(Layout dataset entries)
○ ○ ○ ○ ○
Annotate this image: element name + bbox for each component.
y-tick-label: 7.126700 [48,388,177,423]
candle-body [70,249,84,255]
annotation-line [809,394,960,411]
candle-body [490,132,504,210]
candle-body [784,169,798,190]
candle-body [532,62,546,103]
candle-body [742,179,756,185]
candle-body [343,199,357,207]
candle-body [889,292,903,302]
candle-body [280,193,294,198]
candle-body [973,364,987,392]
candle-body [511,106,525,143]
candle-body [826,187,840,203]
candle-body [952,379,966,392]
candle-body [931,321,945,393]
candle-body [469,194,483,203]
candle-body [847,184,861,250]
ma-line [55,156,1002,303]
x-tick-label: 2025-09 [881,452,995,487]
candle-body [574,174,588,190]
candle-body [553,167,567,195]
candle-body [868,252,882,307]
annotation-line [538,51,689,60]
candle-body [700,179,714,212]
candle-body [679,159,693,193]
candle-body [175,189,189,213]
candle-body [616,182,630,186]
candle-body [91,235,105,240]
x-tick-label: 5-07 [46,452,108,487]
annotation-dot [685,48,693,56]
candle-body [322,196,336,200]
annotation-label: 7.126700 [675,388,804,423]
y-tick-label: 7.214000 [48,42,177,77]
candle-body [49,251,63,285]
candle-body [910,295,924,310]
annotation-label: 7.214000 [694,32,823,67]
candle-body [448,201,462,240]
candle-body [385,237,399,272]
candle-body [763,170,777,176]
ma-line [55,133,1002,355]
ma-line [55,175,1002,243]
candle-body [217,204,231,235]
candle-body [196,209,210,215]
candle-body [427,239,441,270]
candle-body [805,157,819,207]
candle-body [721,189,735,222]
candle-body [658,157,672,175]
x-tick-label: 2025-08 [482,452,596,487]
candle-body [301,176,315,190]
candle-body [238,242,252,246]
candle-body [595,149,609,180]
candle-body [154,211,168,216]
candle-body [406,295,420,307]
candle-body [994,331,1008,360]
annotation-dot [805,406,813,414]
○ ○ ○ ○ ○
> [TASK] Could you copy every item above word for word, with nothing changed?

> [RESULT FOR THIS TASK]
Annotate this image: element name + bbox for each component.
y-tick-label: 7.126700 [48,388,177,423]
candle-body [70,249,84,255]
annotation-line [809,394,960,411]
candle-body [490,132,504,210]
candle-body [784,169,798,190]
candle-body [532,62,546,103]
candle-body [742,179,756,185]
candle-body [343,199,357,207]
candle-body [889,292,903,302]
candle-body [280,193,294,198]
candle-body [973,364,987,392]
candle-body [511,106,525,143]
candle-body [826,187,840,203]
candle-body [952,379,966,392]
candle-body [931,321,945,393]
candle-body [469,194,483,203]
candle-body [847,184,861,250]
ma-line [55,156,1002,303]
x-tick-label: 2025-09 [881,452,995,487]
candle-body [574,174,588,190]
candle-body [553,167,567,195]
candle-body [868,252,882,307]
annotation-line [538,51,689,60]
candle-body [700,179,714,212]
candle-body [679,159,693,193]
candle-body [175,189,189,213]
candle-body [616,182,630,186]
candle-body [91,235,105,240]
x-tick-label: 5-07 [46,452,108,487]
annotation-dot [685,48,693,56]
candle-body [322,196,336,200]
annotation-label: 7.126700 [675,388,804,423]
y-tick-label: 7.214000 [48,42,177,77]
candle-body [49,251,63,285]
candle-body [910,295,924,310]
annotation-label: 7.214000 [694,32,823,67]
candle-body [448,201,462,240]
candle-body [385,237,399,272]
candle-body [763,170,777,176]
ma-line [55,133,1002,355]
ma-line [55,175,1002,243]
candle-body [217,204,231,235]
candle-body [196,209,210,215]
candle-body [427,239,441,270]
candle-body [805,157,819,207]
candle-body [721,189,735,222]
candle-body [658,157,672,175]
x-tick-label: 2025-08 [482,452,596,487]
candle-body [301,176,315,190]
candle-body [238,242,252,246]
candle-body [595,149,609,180]
candle-body [154,211,168,216]
candle-body [406,295,420,307]
candle-body [994,331,1008,360]
annotation-dot [805,406,813,414]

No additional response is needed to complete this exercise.